# EXERCISE GOAL
Transcribe the records that follow exactly. Skip the pictures.

# Dataset entries on figures
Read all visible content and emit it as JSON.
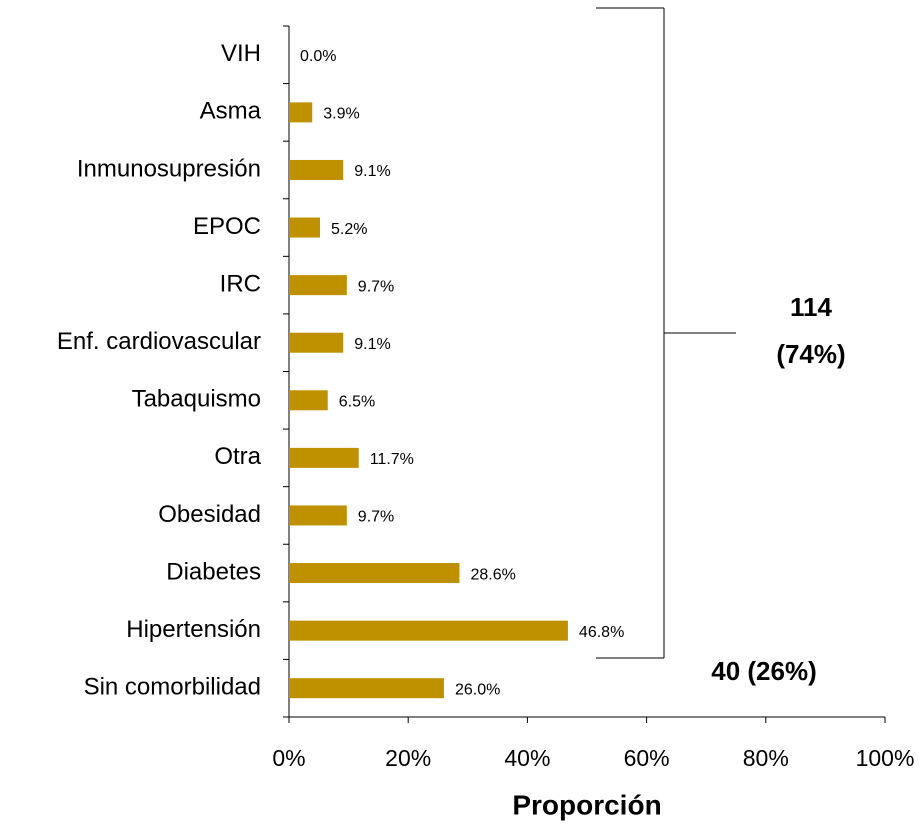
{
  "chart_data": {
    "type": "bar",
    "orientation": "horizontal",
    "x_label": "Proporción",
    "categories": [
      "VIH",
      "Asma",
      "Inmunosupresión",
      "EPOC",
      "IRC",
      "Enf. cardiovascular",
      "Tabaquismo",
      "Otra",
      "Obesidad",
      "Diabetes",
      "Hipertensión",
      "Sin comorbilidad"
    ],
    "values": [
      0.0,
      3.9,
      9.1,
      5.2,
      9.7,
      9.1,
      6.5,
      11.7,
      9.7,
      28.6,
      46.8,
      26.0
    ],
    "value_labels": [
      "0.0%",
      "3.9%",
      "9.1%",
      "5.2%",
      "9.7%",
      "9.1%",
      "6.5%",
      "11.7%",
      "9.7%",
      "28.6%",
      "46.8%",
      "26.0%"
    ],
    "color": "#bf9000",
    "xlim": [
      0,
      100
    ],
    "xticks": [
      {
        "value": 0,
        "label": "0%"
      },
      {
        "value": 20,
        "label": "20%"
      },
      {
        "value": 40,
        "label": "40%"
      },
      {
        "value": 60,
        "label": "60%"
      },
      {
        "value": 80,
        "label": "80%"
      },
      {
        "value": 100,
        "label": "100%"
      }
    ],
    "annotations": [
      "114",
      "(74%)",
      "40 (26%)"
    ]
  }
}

# RESPONSE TO THE EXERCISE
Read all visible content and emit it as JSON.
{
  "chart_data": {
    "type": "bar",
    "orientation": "horizontal",
    "x_label": "Proporción",
    "categories": [
      "VIH",
      "Asma",
      "Inmunosupresión",
      "EPOC",
      "IRC",
      "Enf. cardiovascular",
      "Tabaquismo",
      "Otra",
      "Obesidad",
      "Diabetes",
      "Hipertensión",
      "Sin comorbilidad"
    ],
    "values": [
      0.0,
      3.9,
      9.1,
      5.2,
      9.7,
      9.1,
      6.5,
      11.7,
      9.7,
      28.6,
      46.8,
      26.0
    ],
    "value_labels": [
      "0.0%",
      "3.9%",
      "9.1%",
      "5.2%",
      "9.7%",
      "9.1%",
      "6.5%",
      "11.7%",
      "9.7%",
      "28.6%",
      "46.8%",
      "26.0%"
    ],
    "color": "#bf9000",
    "xlim": [
      0,
      100
    ],
    "xticks": [
      {
        "value": 0,
        "label": "0%"
      },
      {
        "value": 20,
        "label": "20%"
      },
      {
        "value": 40,
        "label": "40%"
      },
      {
        "value": 60,
        "label": "60%"
      },
      {
        "value": 80,
        "label": "80%"
      },
      {
        "value": 100,
        "label": "100%"
      }
    ],
    "annotations": [
      "114",
      "(74%)",
      "40 (26%)"
    ]
  }
}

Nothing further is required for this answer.